Response of cardiac sympathetic nerve activity to intravenous irbesartan in heart failure

Rohit Ramchandra 1, Anna M D Watson 1, Sally G Hood 1, Clive N May 1,
PMCID: PMC2853391  PMID: 20147604

Abstract

To determine the effect of irbesartan treatment on resting levels and arterial baroreflex control of cardiac sympathetic nerve activity (CSNA) in heart failure (HF), we studied conscious normal sheep and sheep with HF induced by rapid ventricular pacing for 8–10 wk (n = 7 per group). In HF, there is a large increase in CSNA that is detrimental to outcome. The causes of this increase in CSNA and the effect of angiotensin receptor blockers on CSNA in HF are unclear. CSNA, arterial blood pressure, heart rate (HR), and arterial baroreflex curves were recorded during a resting period and after 90 min of irbesartan infusion (12 mg·kg−1·h−1 iv). This dose of irbesartan abolished the pressor response to intravenous ANG II infusion but caused only a slight decrease in the pressor response to centrally administered ANG II. In HF, there was a large increase in CSNA (from 44 ± 3 to 87 ± 3 bursts/100 heartbeats). Irbesartan reduced arterial pressure in the normal and HF groups, but the usual baroreflex-mediated increases in CSNA and HR were prevented. This resulted from a significant leftward shift in the CSNA and HR baroreflex curves in both groups. Irbesartan also decreased the sensitivity of the arterial baroreflex control of CSNA. Short-term treatment with an angiotensin receptor blocker, at a dose that abolished the response to circulating, but not central, ANG II, prevented the reflex increase in CSNA in response to the drug-induced fall in arterial pressure.

Keywords: angiotensin receptor blockade, baroreflex


heart failure (HF) is associated with intense neurohumoral activation, in particular, increased sympathetic nerve activity (SNA) and activation of the renin-angiotensin system (RAS). Although activation of these systems is initially beneficial, in the long term these changes are detrimental (2, 24). Drugs that act on the RAS are a mainstay of the treatment of patients with HF (3), but it is unclear whether these treatments have direct actions to reduce the increased cardiac SNA (CSNA) that occurs in HF.

Several clinical trials have shown that blockade of the RAS, using angiotensin AT1 receptor blockers (ARBs) and angiotensin-converting enzyme (ACE) inhibitors, reduces mortality and morbidity in patients with HF (1, 11, 25). These drugs decrease the deleterious effects of increased circulating ANG II, which are thought to result from its actions to cause vasoconstriction, renal sodium retention, cardiac fibrosis, and increased SNA (3, 9). The exact mechanisms of the beneficial effects of ARBs in HF patients, however, remain unclear. Chronic treatment with ACE inhibitors and ARBs has been shown to reduce measures of SNA in HF patients (13, 17, 30), but it is uncertain whether this is a direct effect of RAS inhibition or secondary to the hemodynamic improvement that occurs with these drugs. In addition, there is evidence that ARBs can cross the blood-brain barrier and inhibit the effect of ANG II in the brain (12, 26), where it has been shown to act to increase CSNA (35).
━━━━━━━━━━━━━━━━━━━━
## Exercise requirements
**1.** From the passage on irbesartan and cardiac sympathetic nerve activity, reproduce everything from "Keywords: angiotensin receptor" down to "occurs in HF.".
**2.** According to the passage on irbesartan and cardiac sympathetic nerve activity, for how long was rapid ventricular pacing used to induce heart failure in the sheep?

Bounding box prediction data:
━━━━━━━━━━━━━━━━━━━━
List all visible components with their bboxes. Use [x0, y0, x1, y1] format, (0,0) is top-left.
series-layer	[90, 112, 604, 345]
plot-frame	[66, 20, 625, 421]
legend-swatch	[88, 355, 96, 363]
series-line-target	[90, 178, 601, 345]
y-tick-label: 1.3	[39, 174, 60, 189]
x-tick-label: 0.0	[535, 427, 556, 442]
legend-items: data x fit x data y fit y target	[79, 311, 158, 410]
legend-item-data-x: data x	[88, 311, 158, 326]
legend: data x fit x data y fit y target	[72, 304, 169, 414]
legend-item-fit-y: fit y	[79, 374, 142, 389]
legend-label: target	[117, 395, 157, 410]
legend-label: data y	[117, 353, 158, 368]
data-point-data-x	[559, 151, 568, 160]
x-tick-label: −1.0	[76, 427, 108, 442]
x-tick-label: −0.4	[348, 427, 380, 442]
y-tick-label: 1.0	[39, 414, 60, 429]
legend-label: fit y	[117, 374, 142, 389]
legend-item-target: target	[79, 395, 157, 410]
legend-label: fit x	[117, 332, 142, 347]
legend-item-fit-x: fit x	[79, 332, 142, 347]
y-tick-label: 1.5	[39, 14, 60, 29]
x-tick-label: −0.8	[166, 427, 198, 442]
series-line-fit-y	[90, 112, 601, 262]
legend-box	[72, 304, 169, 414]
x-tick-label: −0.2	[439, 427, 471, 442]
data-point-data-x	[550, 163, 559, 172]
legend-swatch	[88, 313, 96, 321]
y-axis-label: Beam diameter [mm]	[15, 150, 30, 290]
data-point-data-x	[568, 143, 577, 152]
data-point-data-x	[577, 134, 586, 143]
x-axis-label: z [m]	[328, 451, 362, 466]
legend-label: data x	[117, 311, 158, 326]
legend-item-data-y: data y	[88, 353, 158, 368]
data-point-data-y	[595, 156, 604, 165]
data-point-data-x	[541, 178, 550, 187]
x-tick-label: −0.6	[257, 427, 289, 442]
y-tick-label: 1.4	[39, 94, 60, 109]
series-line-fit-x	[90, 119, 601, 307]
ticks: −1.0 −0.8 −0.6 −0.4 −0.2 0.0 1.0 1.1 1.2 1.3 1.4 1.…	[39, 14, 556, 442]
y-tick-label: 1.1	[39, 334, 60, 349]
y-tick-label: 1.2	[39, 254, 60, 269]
━━━━━━━━━━━━━━━━━━━━
## Responses for each task
**1.**
Keywords: angiotensin receptor blockade, baroreflex


heart failure (HF) is associated with intense neurohumoral activation, in particular, increased sympathetic nerve activity (SNA) and activation of the renin-angiotensin system (RAS). Although activation of these systems is initially beneficial, in the long term these changes are detrimental (2, 24). Drugs that act on the RAS are a mainstay of the treatment of patients with HF (3), but it is unclear whether these treatments have direct actions to reduce the increased cardiac SNA (CSNA) that occurs in HF.

**2.** For 8–10 weeks.